— START OF Extracted data —

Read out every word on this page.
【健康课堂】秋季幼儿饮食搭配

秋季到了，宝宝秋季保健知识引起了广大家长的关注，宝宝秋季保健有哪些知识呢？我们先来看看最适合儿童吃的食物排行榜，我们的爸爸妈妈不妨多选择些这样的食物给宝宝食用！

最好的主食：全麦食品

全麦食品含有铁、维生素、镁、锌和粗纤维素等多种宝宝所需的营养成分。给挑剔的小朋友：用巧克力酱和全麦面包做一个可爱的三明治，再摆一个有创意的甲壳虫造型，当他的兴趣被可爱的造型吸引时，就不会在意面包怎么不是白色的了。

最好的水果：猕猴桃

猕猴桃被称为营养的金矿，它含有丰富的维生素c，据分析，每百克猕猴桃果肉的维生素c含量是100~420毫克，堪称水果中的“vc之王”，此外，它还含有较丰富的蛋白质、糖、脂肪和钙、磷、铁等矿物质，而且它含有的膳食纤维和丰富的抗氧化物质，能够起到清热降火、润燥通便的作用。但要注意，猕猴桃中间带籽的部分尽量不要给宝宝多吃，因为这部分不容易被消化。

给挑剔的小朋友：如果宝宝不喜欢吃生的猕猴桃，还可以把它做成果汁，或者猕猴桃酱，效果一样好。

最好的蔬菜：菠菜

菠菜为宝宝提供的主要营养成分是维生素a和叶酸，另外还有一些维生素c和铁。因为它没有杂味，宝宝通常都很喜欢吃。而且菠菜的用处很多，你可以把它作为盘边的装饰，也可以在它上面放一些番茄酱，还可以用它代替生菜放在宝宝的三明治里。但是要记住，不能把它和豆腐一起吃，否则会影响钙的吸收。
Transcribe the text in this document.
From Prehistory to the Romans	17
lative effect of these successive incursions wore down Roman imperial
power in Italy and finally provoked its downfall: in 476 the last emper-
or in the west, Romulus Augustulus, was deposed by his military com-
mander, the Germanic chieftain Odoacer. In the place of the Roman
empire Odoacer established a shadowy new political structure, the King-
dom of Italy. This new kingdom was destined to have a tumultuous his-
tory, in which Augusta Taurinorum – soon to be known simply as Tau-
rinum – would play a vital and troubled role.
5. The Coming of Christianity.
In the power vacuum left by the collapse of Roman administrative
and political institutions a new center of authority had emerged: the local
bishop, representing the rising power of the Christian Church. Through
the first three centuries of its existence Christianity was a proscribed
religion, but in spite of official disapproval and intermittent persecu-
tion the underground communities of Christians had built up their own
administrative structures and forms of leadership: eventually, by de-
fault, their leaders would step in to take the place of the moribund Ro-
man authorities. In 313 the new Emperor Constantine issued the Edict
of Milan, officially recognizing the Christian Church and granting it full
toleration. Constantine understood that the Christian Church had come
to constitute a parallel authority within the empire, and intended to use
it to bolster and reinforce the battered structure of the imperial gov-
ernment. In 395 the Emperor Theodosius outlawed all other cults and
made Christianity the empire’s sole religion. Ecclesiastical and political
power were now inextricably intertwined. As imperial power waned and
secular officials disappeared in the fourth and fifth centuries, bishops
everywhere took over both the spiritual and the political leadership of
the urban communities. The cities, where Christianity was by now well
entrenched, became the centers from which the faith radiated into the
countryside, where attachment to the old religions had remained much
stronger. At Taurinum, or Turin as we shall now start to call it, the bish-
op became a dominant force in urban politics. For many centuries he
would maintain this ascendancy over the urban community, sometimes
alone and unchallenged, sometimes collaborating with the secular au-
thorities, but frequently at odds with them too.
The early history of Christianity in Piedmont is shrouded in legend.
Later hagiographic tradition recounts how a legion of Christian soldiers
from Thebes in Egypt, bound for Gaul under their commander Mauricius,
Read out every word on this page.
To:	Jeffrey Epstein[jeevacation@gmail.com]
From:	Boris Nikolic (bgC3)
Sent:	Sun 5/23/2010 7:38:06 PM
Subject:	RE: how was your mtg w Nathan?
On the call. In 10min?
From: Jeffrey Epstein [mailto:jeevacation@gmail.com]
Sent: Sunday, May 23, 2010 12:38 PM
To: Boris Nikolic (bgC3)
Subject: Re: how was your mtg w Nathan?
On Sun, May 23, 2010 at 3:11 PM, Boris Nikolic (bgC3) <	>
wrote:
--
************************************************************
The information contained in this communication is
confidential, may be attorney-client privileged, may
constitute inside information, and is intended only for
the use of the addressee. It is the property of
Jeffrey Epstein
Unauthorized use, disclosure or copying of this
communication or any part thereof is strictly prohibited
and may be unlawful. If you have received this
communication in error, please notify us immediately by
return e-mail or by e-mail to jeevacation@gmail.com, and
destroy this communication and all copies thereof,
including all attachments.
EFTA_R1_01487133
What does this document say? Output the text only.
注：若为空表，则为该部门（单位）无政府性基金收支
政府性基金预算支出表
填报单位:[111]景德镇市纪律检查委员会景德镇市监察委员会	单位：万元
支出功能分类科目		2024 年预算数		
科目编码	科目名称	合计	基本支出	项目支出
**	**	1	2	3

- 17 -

— END OF Extracted data —

(Required task): Transcribe all the entries, keeping each one exactly as it is.

(Result of the task):
Read out every word on this page.
【健康课堂】秋季幼儿饮食搭配

秋季到了，宝宝秋季保健知识引起了广大家长的关注，宝宝秋季保健有哪些知识呢？我们先来看看最适合儿童吃的食物排行榜，我们的爸爸妈妈不妨多选择些这样的食物给宝宝食用！

最好的主食：全麦食品

全麦食品含有铁、维生素、镁、锌和粗纤维素等多种宝宝所需的营养成分。给挑剔的小朋友：用巧克力酱和全麦面包做一个可爱的三明治，再摆一个有创意的甲壳虫造型，当他的兴趣被可爱的造型吸引时，就不会在意面包怎么不是白色的了。

最好的水果：猕猴桃

猕猴桃被称为营养的金矿，它含有丰富的维生素c，据分析，每百克猕猴桃果肉的维生素c含量是100~420毫克，堪称水果中的“vc之王”，此外，它还含有较丰富的蛋白质、糖、脂肪和钙、磷、铁等矿物质，而且它含有的膳食纤维和丰富的抗氧化物质，能够起到清热降火、润燥通便的作用。但要注意，猕猴桃中间带籽的部分尽量不要给宝宝多吃，因为这部分不容易被消化。

给挑剔的小朋友：如果宝宝不喜欢吃生的猕猴桃，还可以把它做成果汁，或者猕猴桃酱，效果一样好。

最好的蔬菜：菠菜

菠菜为宝宝提供的主要营养成分是维生素a和叶酸，另外还有一些维生素c和铁。因为它没有杂味，宝宝通常都很喜欢吃。而且菠菜的用处很多，你可以把它作为盘边的装饰，也可以在它上面放一些番茄酱，还可以用它代替生菜放在宝宝的三明治里。但是要记住，不能把它和豆腐一起吃，否则会影响钙的吸收。
Transcribe the text in this document.
From Prehistory to the Romans	17
lative effect of these successive incursions wore down Roman imperial
power in Italy and finally provoked its downfall: in 476 the last emper-
or in the west, Romulus Augustulus, was deposed by his military com-
mander, the Germanic chieftain Odoacer. In the place of the Roman
empire Odoacer established a shadowy new political structure, the King-
dom of Italy. This new kingdom was destined to have a tumultuous his-
tory, in which Augusta Taurinorum – soon to be known simply as Tau-
rinum – would play a vital and troubled role.
5. The Coming of Christianity.
In the power vacuum left by the collapse of Roman administrative
and political institutions a new center of authority had emerged: the local
bishop, representing the rising power of the Christian Church. Through
the first three centuries of its existence Christianity was a proscribed
religion, but in spite of official disapproval and intermittent persecu-
tion the underground communities of Christians had built up their own
administrative structures and forms of leadership: eventually, by de-
fault, their leaders would step in to take the place of the moribund Ro-
man authorities. In 313 the new Emperor Constantine issued the Edict
of Milan, officially recognizing the Christian Church and granting it full
toleration. Constantine understood that the Christian Church had come
to constitute a parallel authority within the empire, and intended to use
it to bolster and reinforce the battered structure of the imperial gov-
ernment. In 395 the Emperor Theodosius outlawed all other cults and
made Christianity the empire’s sole religion. Ecclesiastical and political
power were now inextricably intertwined. As imperial power waned and
secular officials disappeared in the fourth and fifth centuries, bishops
everywhere took over both the spiritual and the political leadership of
the urban communities. The cities, where Christianity was by now well
entrenched, became the centers from which the faith radiated into the
countryside, where attachment to the old religions had remained much
stronger. At Taurinum, or Turin as we shall now start to call it, the bish-
op became a dominant force in urban politics. For many centuries he
would maintain this ascendancy over the urban community, sometimes
alone and unchallenged, sometimes collaborating with the secular au-
thorities, but frequently at odds with them too.
The early history of Christianity in Piedmont is shrouded in legend.
Later hagiographic tradition recounts how a legion of Christian soldiers
from Thebes in Egypt, bound for Gaul under their commander Mauricius,
Read out every word on this page.
To:	Jeffrey Epstein[jeevacation@gmail.com]
From:	Boris Nikolic (bgC3)
Sent:	Sun 5/23/2010 7:38:06 PM
Subject:	RE: how was your mtg w Nathan?
On the call. In 10min?
From: Jeffrey Epstein [mailto:jeevacation@gmail.com]
Sent: Sunday, May 23, 2010 12:38 PM
To: Boris Nikolic (bgC3)
Subject: Re: how was your mtg w Nathan?
On Sun, May 23, 2010 at 3:11 PM, Boris Nikolic (bgC3) <	>
wrote:
--
************************************************************
The information contained in this communication is
confidential, may be attorney-client privileged, may
constitute inside information, and is intended only for
the use of the addressee. It is the property of
Jeffrey Epstein
Unauthorized use, disclosure or copying of this
communication or any part thereof is strictly prohibited
and may be unlawful. If you have received this
communication in error, please notify us immediately by
return e-mail or by e-mail to jeevacation@gmail.com, and
destroy this communication and all copies thereof,
including all attachments.
EFTA_R1_01487133
What does this document say? Output the text only.
注：若为空表，则为该部门（单位）无政府性基金收支
政府性基金预算支出表
填报单位:[111]景德镇市纪律检查委员会景德镇市监察委员会	单位：万元
支出功能分类科目		2024 年预算数		
科目编码	科目名称	合计	基本支出	项目支出
**	**	1	2	3

- 17 -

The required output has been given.